REQUIREMENTS: Scan the data below. Pull out each line where "JSON" occurs.

GIVEN DATA:

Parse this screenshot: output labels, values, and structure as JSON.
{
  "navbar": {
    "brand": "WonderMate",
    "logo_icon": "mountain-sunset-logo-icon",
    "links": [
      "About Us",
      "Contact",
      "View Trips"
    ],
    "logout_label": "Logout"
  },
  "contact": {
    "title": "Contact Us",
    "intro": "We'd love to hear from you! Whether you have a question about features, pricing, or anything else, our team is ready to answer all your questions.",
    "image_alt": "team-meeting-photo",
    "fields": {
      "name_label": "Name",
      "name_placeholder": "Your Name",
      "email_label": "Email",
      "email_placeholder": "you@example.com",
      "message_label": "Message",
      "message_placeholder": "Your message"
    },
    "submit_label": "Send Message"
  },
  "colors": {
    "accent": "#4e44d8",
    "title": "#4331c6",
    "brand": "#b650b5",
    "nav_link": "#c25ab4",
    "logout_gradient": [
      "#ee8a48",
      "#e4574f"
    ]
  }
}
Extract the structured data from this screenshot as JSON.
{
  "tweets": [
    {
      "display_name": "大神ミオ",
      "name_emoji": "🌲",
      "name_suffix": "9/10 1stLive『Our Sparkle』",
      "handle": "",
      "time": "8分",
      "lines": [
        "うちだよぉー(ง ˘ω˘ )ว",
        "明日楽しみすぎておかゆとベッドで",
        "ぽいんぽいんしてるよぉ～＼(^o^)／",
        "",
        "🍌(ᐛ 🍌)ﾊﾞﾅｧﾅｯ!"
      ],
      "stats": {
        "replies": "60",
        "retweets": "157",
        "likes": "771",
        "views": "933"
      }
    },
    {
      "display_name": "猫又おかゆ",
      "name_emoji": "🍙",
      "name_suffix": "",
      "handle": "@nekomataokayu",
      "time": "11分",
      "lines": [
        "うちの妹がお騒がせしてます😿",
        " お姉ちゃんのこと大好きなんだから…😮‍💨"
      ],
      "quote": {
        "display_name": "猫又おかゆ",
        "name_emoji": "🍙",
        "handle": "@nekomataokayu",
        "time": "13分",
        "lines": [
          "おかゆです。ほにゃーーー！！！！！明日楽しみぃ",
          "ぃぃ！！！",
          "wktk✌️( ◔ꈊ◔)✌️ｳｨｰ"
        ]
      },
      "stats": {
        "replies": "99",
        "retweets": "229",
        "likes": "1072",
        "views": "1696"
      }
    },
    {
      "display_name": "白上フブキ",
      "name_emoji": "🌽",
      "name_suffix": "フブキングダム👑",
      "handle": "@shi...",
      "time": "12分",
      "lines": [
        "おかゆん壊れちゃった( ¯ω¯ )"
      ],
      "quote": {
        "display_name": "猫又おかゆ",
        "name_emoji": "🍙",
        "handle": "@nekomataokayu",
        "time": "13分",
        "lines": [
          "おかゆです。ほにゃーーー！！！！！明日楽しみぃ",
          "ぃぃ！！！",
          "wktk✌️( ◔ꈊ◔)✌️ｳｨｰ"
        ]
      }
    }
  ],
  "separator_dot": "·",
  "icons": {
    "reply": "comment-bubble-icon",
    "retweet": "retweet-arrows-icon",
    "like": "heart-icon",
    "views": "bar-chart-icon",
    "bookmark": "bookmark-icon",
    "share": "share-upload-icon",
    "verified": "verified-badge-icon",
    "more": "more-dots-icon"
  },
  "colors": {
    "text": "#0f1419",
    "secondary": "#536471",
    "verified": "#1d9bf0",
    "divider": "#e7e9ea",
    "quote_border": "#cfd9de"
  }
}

TASK RESPONSE:
Parse this screenshot: output labels, values, and structure as JSON.
Extract the structured data from this screenshot as JSON.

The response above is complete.